| PASSAGE GIVEN |
-*-
II. Problem Checklist
| Problem | How to Detect | Impact on ML Models |
|---|---|---|
| Skewness | df['feature'].skew() (>1 or <-1 is significant) |
Biases linear models, affects distance-based algorithms |
| Different Scales | Features range from 0-1 while others 0-10,000 | Dominates gradient descent, distance calculations |
| Non-Linearity | Scatter plot shows curve, not straight line | Poor fit for linear models |
| Non-Gaussian Distribution | Histogram doesn't look bell-shaped | Violates assumptions of many algorithms |
| Outliers | Box plots show extreme points | Skews scaling, affects model performance |
| Bounded Data | Values confined to [0,1] or percentages | May need specific scaling techniques |
III. Code to Check
★ Check skewness for all numerical features
skewness = df.select_dtypes(include=[np.number]).skew()
print("Skewness:\n", skewness)
★ Check for non-linearity (correlation matrix)
print(df.corr())
★ Visualize relationships
sns.pairplot(df)
plt.show()
Step 4: Choose Transformation
I. Purpose
Select the appropriate transformation based on identified problems.
II. Decision Matrix
★ Distinguishing when to Use Each Transformation
This table clarifies the specific distinguishing cases for choosing the right transformation:
| Problem Identified | Transformation Options | When to Use Each |
|---|---|---|
| Right-Skewed Data | 1. LogTransformation 2. Square Root Transformation 3. Box-Cox |
Log: Exponential growth patterns (income, prices) Sqrt: Moderate skew Box-Cox: Automatic optimal transformation |
| Left-Skewed Data | 1. Reflect + Log 2. Square Transformation 3. Yeo-Johnson |
Reflect: Mirror data first Square: Mild left-skew Yeo-Johnson: Handles negatives |
| Non-Gaussian (Any Shape) | 1. Box-Cox 2. Yeo-Johnson 3. Quantile Transformer |
Box-Cox: Positive values only Yeo-Johnson: With negatives Quantile: Force specific distribution |
| Non-Linear Relationships | 1. Polynomial Transformation 2. LogTransformation 3. Exponential |
Polynomial: Captures curves Log: Exponential relationships Exp: Inverse of log |
| Probabilities/Proportions | 1. Logit Transformation | Converting probabilities to unbounded scale |
| Bounded Data (0-1) | 1. Logit Transformation 2. Probit |
Both expand bounded values |
| Extreme Outliers | 1. Winsorization 2. Clipping 3. RobustScaler |
Cap extreme values before other transformations |
★ Evaluating Each Transformation
As alternate method, We can iterate each transformer and see if it can be applied to our feature column(s)
-*-
(Collected data entries)
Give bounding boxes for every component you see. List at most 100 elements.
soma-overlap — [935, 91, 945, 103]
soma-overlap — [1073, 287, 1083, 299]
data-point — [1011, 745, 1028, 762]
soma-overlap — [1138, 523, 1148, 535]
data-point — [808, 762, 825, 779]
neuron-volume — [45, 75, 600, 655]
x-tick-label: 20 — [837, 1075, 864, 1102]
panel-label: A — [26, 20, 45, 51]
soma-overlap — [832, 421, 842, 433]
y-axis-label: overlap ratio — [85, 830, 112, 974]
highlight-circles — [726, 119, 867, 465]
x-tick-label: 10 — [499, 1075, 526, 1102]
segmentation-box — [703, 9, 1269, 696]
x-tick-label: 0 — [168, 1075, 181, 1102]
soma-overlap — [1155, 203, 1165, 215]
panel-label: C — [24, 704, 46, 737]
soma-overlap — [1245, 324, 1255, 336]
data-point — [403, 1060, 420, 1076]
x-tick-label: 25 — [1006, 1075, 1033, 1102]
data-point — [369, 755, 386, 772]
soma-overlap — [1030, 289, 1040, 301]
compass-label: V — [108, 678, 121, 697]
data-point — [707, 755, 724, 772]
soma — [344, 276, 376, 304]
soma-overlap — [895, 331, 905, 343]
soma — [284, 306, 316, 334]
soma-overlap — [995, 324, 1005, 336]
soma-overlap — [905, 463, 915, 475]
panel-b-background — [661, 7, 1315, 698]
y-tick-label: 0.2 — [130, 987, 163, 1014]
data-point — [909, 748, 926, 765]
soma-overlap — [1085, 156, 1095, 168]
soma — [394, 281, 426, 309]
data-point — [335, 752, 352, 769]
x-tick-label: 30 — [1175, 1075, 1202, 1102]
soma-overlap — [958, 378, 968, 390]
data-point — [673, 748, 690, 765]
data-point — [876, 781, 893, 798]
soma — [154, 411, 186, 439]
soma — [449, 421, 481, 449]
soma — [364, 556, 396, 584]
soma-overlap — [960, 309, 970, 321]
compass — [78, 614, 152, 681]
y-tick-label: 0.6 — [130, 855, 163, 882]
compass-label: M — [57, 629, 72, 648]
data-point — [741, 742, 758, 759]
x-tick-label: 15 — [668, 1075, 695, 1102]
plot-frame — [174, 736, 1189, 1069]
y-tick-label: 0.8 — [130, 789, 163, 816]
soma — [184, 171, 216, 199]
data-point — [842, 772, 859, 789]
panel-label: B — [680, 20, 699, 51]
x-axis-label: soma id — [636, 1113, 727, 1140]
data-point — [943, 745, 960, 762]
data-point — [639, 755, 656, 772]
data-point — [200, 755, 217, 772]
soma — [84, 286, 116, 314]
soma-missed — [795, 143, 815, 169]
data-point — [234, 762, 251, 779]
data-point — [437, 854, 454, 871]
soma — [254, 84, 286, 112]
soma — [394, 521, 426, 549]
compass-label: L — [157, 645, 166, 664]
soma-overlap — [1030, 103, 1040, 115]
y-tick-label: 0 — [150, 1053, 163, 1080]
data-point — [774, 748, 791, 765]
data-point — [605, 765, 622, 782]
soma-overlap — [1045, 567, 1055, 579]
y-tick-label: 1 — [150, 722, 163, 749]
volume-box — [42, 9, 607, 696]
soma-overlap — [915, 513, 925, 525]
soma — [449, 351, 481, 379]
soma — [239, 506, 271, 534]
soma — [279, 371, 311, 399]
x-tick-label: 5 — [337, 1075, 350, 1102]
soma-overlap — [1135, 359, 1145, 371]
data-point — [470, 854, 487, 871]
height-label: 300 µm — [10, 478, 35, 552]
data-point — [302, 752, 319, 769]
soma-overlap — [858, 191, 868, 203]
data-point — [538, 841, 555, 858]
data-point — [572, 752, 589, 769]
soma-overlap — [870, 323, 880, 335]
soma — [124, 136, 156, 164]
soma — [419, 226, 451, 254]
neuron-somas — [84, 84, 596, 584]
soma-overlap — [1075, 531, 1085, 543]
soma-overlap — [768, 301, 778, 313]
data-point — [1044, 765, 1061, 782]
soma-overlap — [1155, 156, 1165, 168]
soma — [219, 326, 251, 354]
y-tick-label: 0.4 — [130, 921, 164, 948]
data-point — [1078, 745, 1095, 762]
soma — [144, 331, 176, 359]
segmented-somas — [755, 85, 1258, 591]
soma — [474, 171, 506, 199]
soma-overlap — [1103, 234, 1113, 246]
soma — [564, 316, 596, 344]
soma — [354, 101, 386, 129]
-*-
| WHAT IS ASKED |
[A] In the data-transformation guide, restate the paragraph beginning "As alternate method" in fewer words while keeping its main point.
[B] Reproduce word for word the part of the data-transformation guide starting with "II. Problem Checklist" and going on through "skewness = df.select_dtypes(include=[np.number]).skew()".
[C] Pick up the data-transformation guide after its last sentence and keep writing.

| RESULTS FOR EACH TASK |
[A] Alternatively, try each transformer in turn to check whether it can be applied to the feature column(s).

[B]
II. Problem Checklist
| Problem | How to Detect | Impact on ML Models |
|---|---|---|
| Skewness | df['feature'].skew() (>1 or <-1 is significant) |
Biases linear models, affects distance-based algorithms |
| Different Scales | Features range from 0-1 while others 0-10,000 | Dominates gradient descent, distance calculations |
| Non-Linearity | Scatter plot shows curve, not straight line | Poor fit for linear models |
| Non-Gaussian Distribution | Histogram doesn't look bell-shaped | Violates assumptions of many algorithms |
| Outliers | Box plots show extreme points | Skews scaling, affects model performance |
| Bounded Data | Values confined to [0,1] or percentages | May need specific scaling techniques |
III. Code to Check
★ Check skewness for all numerical features
skewness = df.select_dtypes(include=[np.number]).skew()

[C]
ᯓ ᯓ ✈︎ Refer Feature Transformation Summary for detailed view

Step 5: Apply Transformation
I. Code Snippet References
Execute the chosen transformation and create new features.
★ LogTransformation
★ Box-Cox Transformation
★ Yeo-Johnson Transformation
★ Polynomial Transformation
★ LogitTransformation
★ Square Transformation (x²)
★ Square Root Transformation (√x)
★ Reciprocal Transformation (1/x)
★ QuantileTransformer
Step 6: Validate Results
I. Purpose
Verify that transformation improved the distribution.
★ Visual Comparison
fig, axes = plt.subplots(1, 2, figsize=(12, 4))
# Before transformation
sns.histplot(df['original_feature'], kde=True, ax=axes[0])
axes[0].set_title('Before Transformation')
# After transformation
sns.histplot(df['transformed_feature'], kde=True, ax=axes[1])
axes[1].set_title('After Transformation')
plt.tight_layout()
plt.show()
★ Statistical Tests
from scipy.stats import shapiro, normaltest
# Shapiro-Wilk test for normality (p > 0.05 = normal)
stat_before, p_before = shapiro(df['original_feature'])
stat_after, p_after = shapiro(df['transformed_feature'])
print(f"Before: p-value = {p_before:.4f}")
print(f"After: p-value = {p_after:.4f}")
# Check skewness improvement
print(f"\nSkewness Before: {df['original_feature'].skew():.2f}")
print(f"Skewness After: {df['transformed_feature'].skew():.2f}")
★ QQ Plot Comparison
from scipy import stats
fig, axes = plt.subplots(1, 2, figsize=(12, 4))
stats.probplot(df['original_feature'], dist="norm", plot=axes[0])
axes[0].set_title('QQ Plot: Before')
stats.probplot(df['transformed_feature'], dist="norm", plot=axes[1])
axes[1].set_title('QQ Plot: After')
plt.tight_layout()
plt.show()
★ Success Criteria:
- ✅ Skewness reduced (closer to 0)
- ✅ Distribution looks more Gaussian
- ✅ QQ plot points closer to diagonal line
- ✅ Statistical test p-value improved
- ✅ Outliers reduced or managed
Step 7: Apply Scaling
I. Purpose
After transformation, scale features so they contribute equally to model training.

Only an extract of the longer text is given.